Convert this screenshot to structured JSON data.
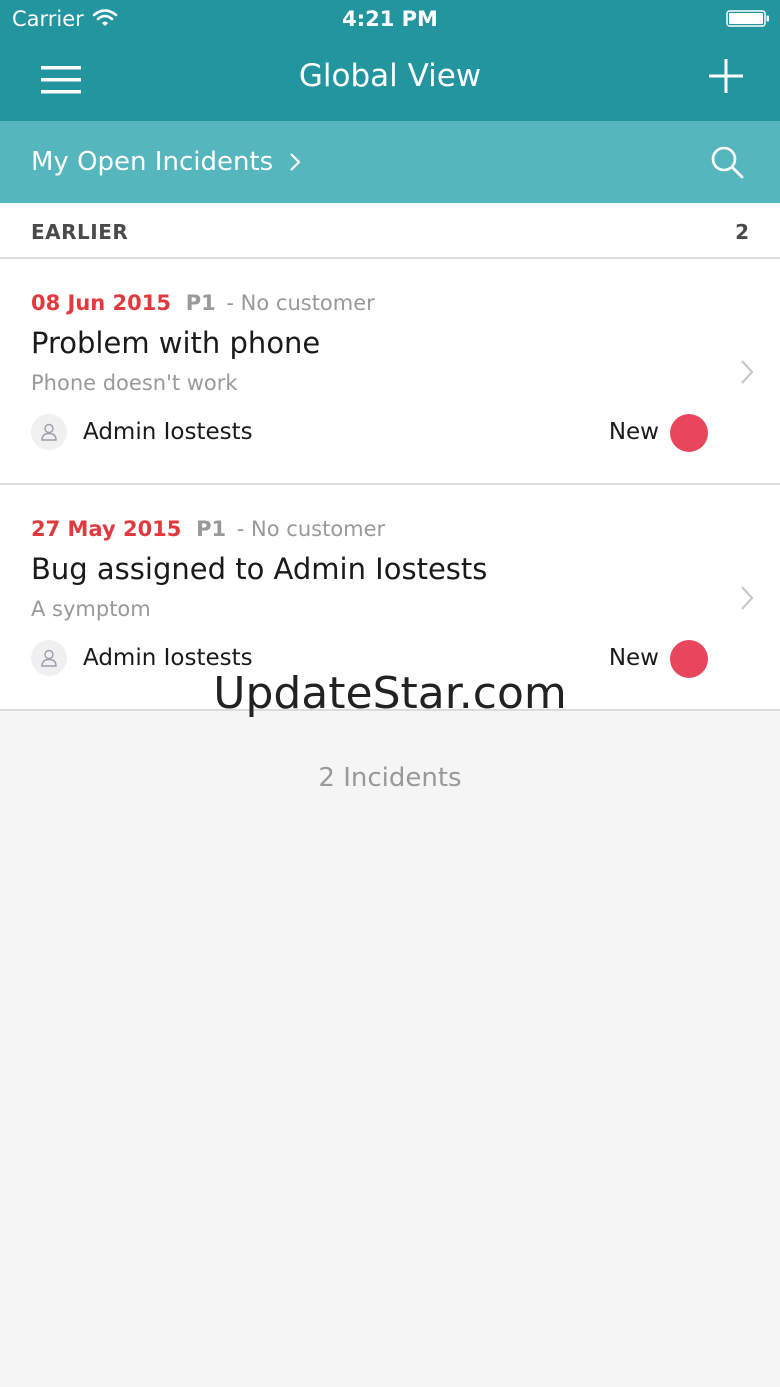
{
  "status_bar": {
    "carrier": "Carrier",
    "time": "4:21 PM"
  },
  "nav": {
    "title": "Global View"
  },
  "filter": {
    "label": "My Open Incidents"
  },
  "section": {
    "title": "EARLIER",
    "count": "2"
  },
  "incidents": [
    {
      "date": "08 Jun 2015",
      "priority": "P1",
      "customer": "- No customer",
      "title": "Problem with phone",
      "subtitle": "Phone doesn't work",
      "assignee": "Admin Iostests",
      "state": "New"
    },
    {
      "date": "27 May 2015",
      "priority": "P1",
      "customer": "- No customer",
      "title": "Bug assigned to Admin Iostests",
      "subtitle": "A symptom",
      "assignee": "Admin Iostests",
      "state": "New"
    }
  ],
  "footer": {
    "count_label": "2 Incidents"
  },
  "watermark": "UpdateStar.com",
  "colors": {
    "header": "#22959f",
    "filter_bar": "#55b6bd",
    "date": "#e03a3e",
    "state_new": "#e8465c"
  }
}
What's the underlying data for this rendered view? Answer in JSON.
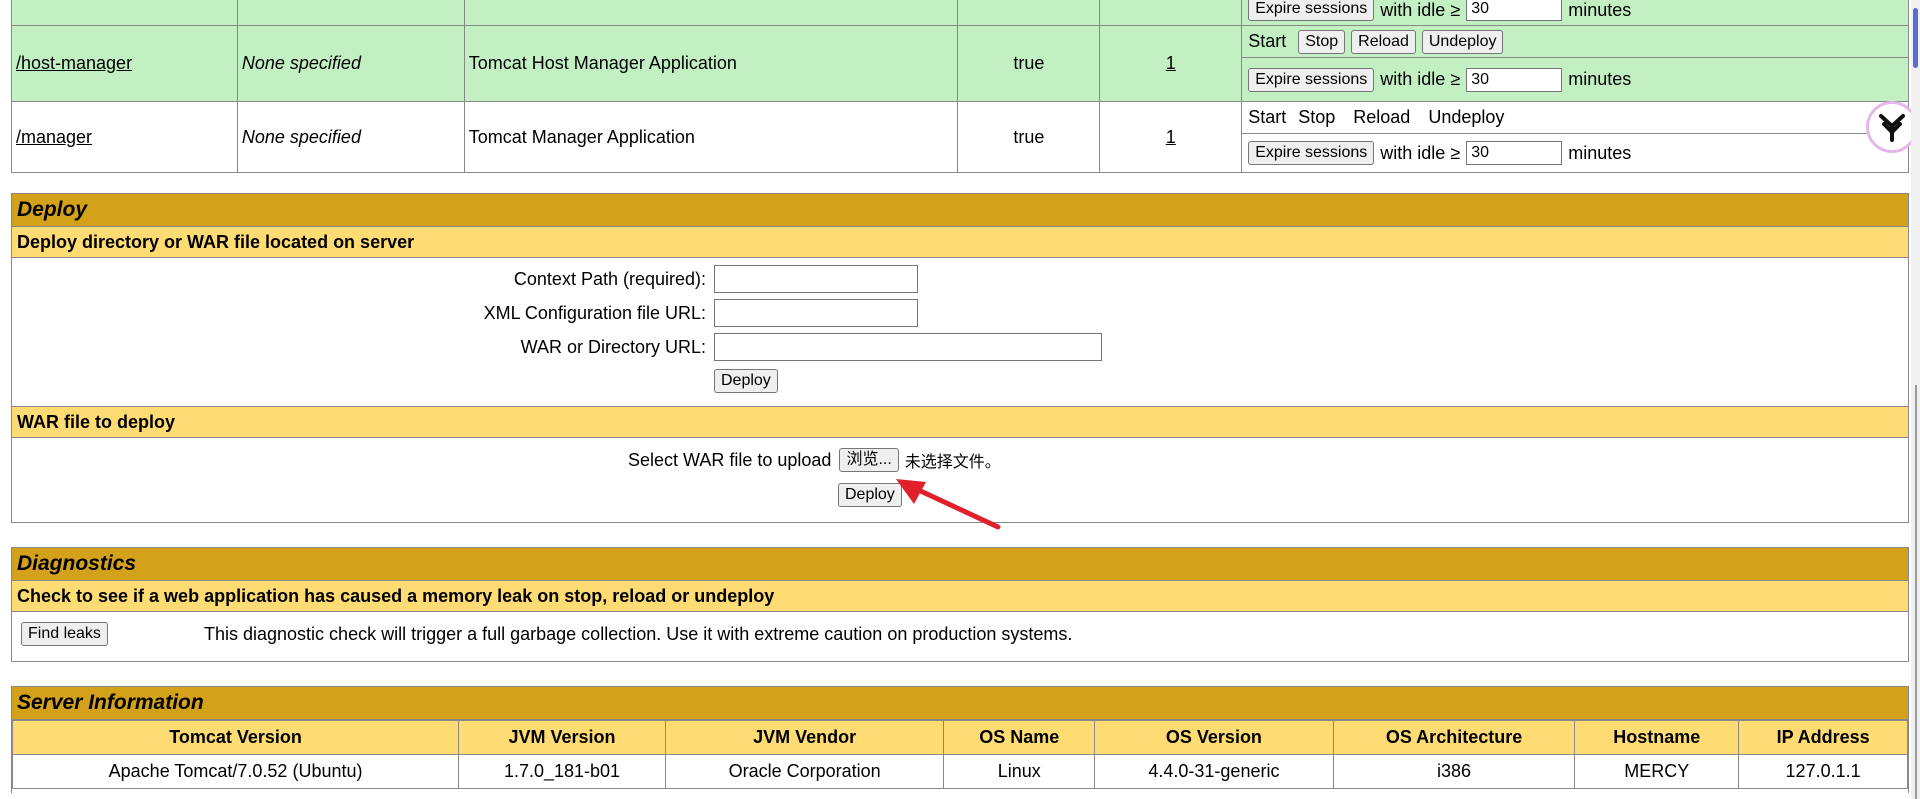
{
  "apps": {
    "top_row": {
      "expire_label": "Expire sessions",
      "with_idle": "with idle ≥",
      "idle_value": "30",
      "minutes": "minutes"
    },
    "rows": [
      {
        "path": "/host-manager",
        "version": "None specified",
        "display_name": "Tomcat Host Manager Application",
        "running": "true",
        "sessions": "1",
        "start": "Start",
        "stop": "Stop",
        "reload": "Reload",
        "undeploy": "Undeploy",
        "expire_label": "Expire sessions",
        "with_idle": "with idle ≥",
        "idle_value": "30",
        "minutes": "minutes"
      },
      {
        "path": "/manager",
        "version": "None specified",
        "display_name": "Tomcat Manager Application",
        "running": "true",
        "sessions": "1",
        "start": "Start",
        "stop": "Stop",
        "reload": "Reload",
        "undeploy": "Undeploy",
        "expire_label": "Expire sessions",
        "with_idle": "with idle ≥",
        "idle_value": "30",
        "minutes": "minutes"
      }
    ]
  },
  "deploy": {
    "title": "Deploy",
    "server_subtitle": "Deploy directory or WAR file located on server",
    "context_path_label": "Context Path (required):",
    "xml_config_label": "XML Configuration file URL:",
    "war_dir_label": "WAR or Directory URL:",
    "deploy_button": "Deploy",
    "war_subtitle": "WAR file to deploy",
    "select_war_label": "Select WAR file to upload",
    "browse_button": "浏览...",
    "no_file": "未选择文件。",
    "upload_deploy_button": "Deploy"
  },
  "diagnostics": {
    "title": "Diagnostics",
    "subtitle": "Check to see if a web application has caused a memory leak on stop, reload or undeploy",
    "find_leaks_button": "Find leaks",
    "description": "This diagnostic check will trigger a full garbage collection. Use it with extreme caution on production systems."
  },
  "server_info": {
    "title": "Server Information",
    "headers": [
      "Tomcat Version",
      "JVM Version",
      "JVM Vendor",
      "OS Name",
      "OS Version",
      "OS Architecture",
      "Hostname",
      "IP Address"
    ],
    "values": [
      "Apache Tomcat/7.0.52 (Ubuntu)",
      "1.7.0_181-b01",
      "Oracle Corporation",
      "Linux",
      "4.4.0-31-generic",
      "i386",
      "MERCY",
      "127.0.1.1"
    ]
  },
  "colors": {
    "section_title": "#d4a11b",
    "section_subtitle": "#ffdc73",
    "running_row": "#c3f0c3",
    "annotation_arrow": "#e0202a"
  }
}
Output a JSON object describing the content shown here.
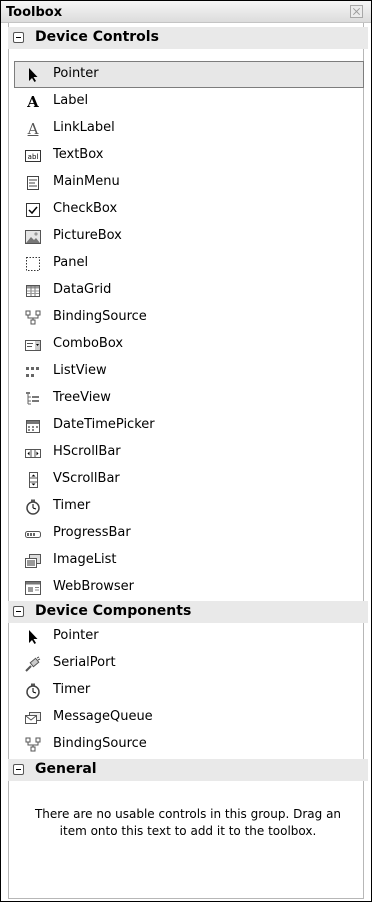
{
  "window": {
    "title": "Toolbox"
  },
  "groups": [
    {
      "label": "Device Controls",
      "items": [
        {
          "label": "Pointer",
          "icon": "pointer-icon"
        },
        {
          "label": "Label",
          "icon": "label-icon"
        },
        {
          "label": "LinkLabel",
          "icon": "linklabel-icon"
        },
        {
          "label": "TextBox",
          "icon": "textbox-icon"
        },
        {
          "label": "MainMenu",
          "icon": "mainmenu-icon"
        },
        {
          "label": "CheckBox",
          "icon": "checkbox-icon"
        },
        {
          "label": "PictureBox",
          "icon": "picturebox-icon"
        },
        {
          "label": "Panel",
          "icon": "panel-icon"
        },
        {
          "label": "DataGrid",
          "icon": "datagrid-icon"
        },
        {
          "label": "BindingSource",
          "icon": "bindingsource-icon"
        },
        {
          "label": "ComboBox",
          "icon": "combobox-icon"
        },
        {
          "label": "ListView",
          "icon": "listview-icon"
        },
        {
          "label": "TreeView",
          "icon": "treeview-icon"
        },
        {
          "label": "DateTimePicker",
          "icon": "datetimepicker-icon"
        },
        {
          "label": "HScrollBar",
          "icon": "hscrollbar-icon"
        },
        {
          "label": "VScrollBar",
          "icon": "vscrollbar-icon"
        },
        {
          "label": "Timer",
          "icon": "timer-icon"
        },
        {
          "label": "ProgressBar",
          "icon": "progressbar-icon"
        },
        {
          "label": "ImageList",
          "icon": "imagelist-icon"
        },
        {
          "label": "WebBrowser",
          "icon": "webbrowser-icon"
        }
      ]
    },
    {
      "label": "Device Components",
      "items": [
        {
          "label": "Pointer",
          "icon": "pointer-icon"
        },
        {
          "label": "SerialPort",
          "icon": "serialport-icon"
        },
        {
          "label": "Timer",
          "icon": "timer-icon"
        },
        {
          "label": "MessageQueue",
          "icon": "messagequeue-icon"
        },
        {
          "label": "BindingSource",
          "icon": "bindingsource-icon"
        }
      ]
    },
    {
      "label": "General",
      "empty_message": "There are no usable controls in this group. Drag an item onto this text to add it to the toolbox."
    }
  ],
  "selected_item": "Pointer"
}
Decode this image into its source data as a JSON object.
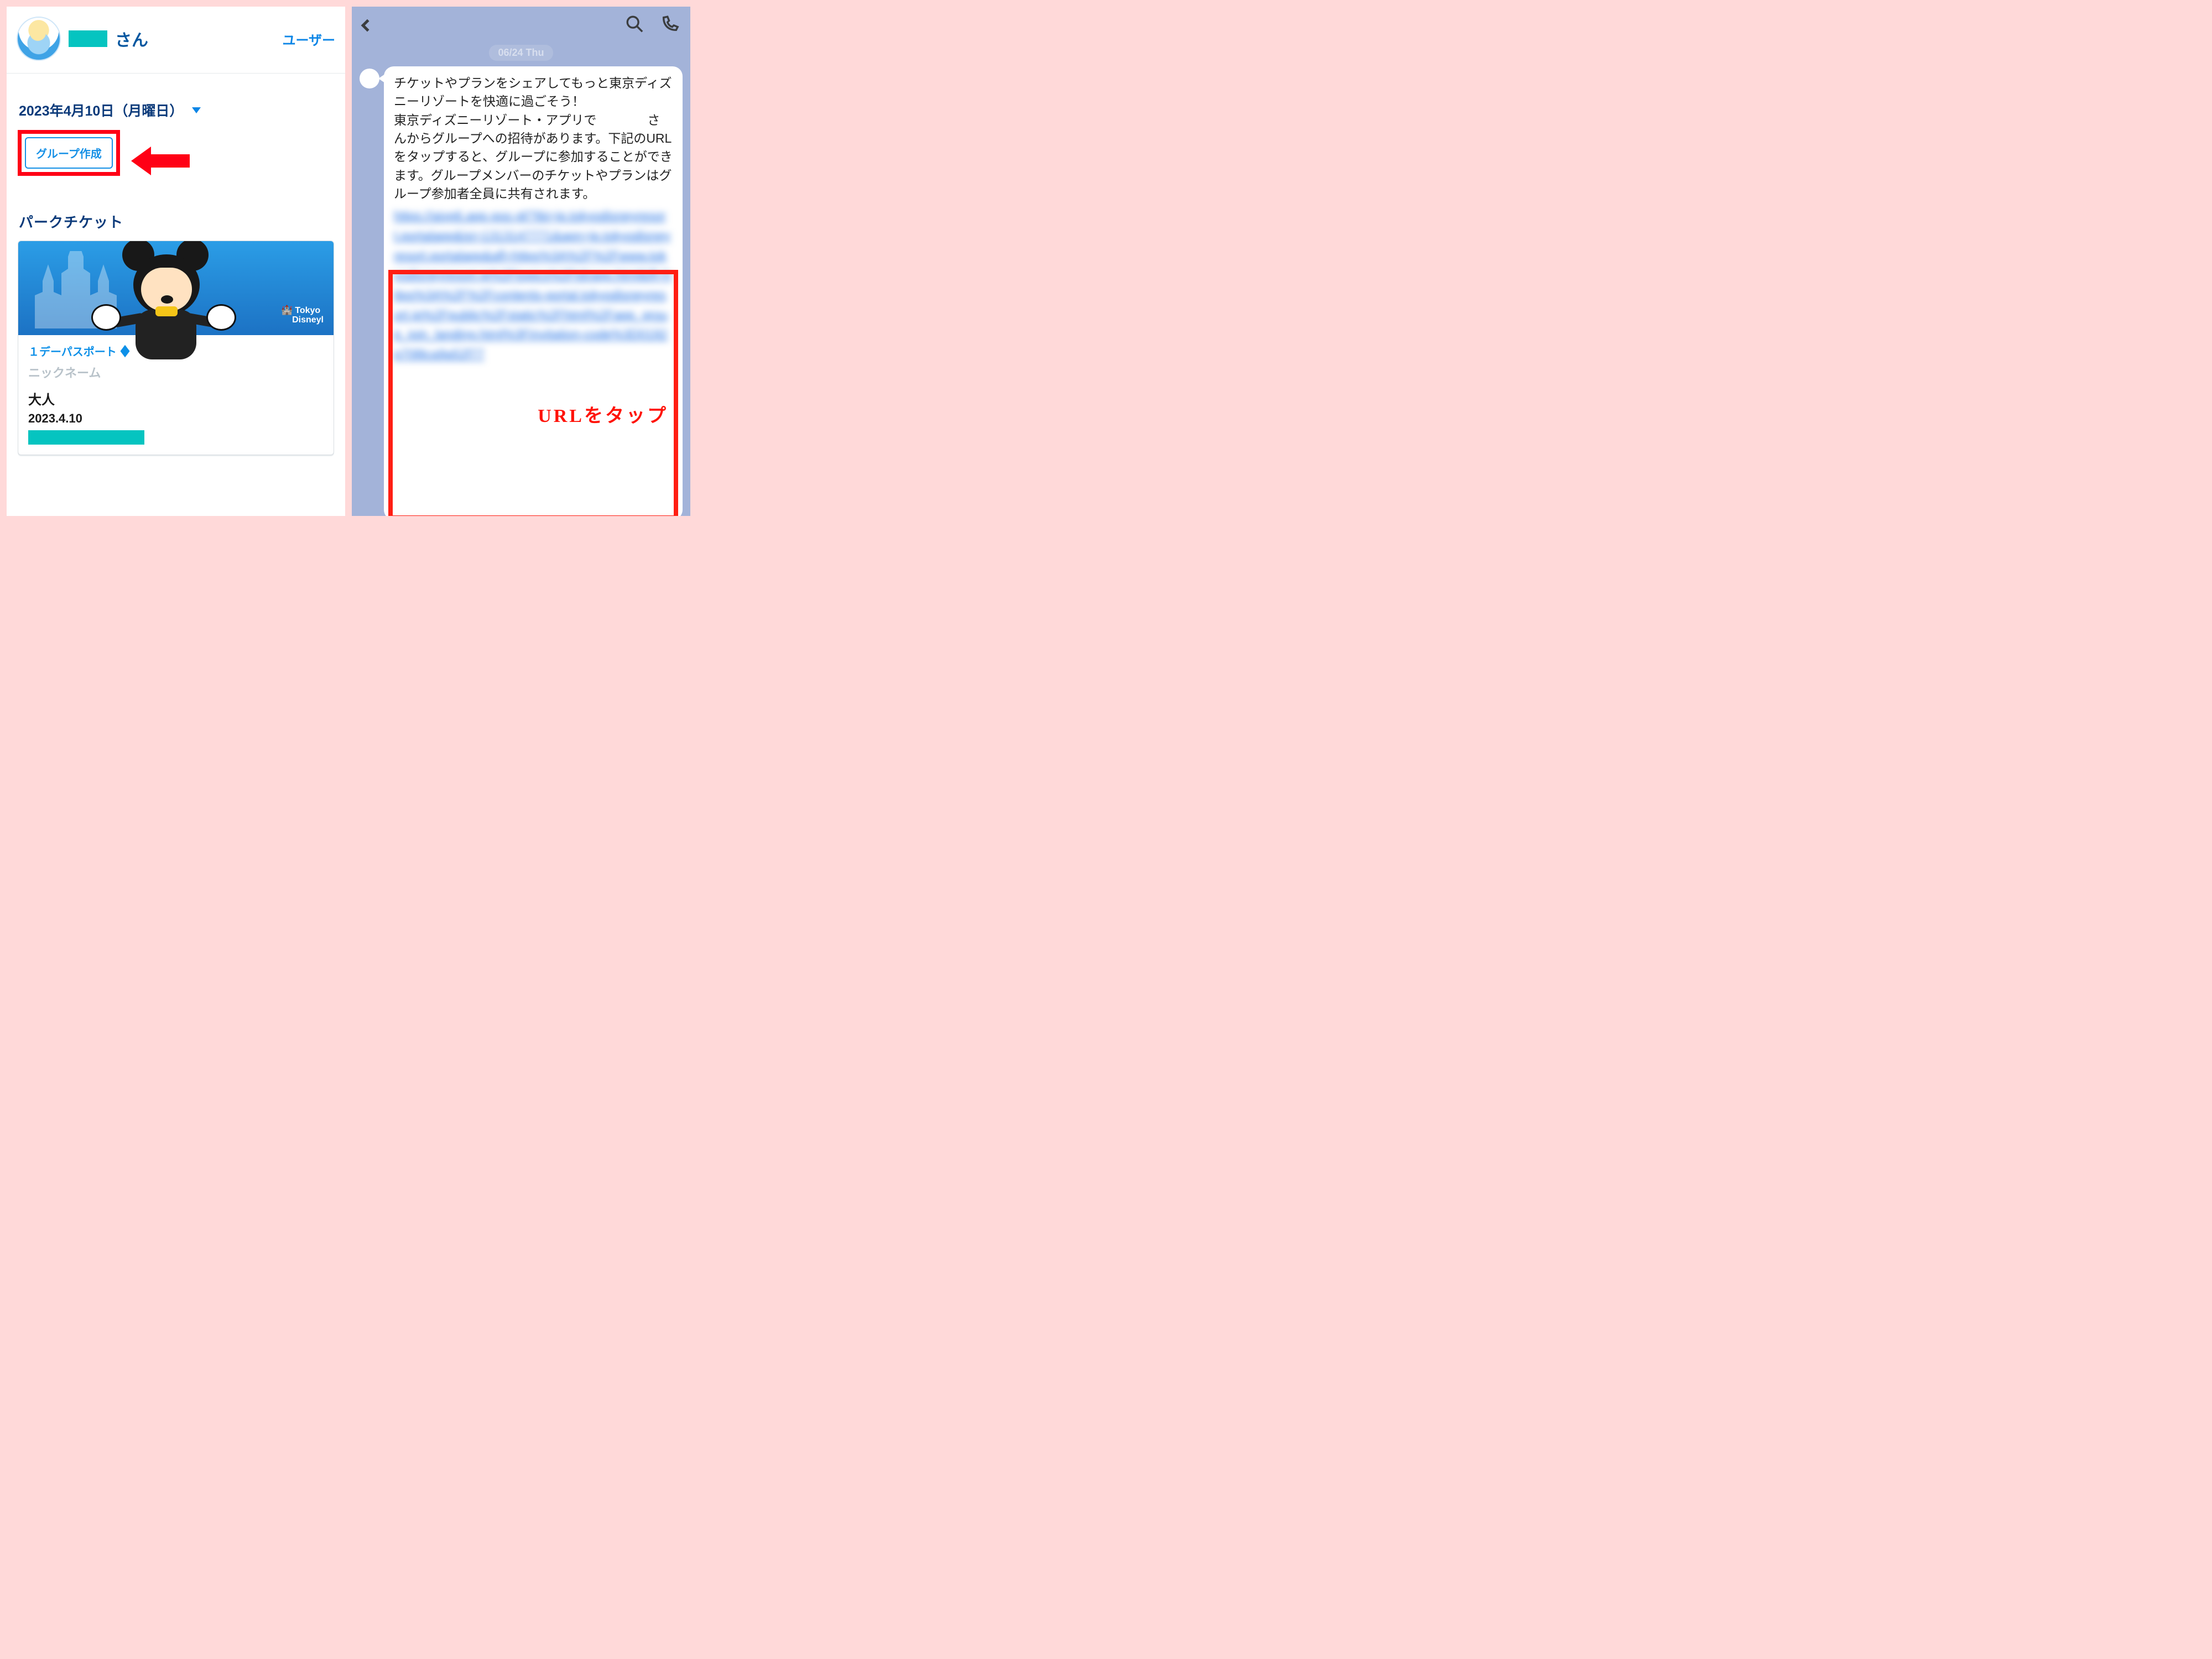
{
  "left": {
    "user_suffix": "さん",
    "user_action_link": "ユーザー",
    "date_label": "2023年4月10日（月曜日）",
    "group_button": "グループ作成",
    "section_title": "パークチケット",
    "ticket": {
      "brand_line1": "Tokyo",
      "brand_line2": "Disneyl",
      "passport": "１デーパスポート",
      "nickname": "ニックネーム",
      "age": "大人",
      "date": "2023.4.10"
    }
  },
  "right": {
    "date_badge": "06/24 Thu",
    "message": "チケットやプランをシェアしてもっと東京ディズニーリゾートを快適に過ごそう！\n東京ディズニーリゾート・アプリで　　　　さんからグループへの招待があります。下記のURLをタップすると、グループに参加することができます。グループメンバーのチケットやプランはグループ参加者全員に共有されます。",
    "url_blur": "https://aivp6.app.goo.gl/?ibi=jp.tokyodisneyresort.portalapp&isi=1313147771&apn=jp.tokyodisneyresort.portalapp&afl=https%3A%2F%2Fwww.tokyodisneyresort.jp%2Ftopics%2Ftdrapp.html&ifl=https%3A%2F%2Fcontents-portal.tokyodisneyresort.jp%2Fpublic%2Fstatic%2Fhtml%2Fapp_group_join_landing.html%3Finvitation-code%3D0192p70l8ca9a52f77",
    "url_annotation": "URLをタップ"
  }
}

------------------------------------------------

• **Exercise**: Give the number of lines that hold the word "object" in these records, with nothing added.

• **The completed task**: 2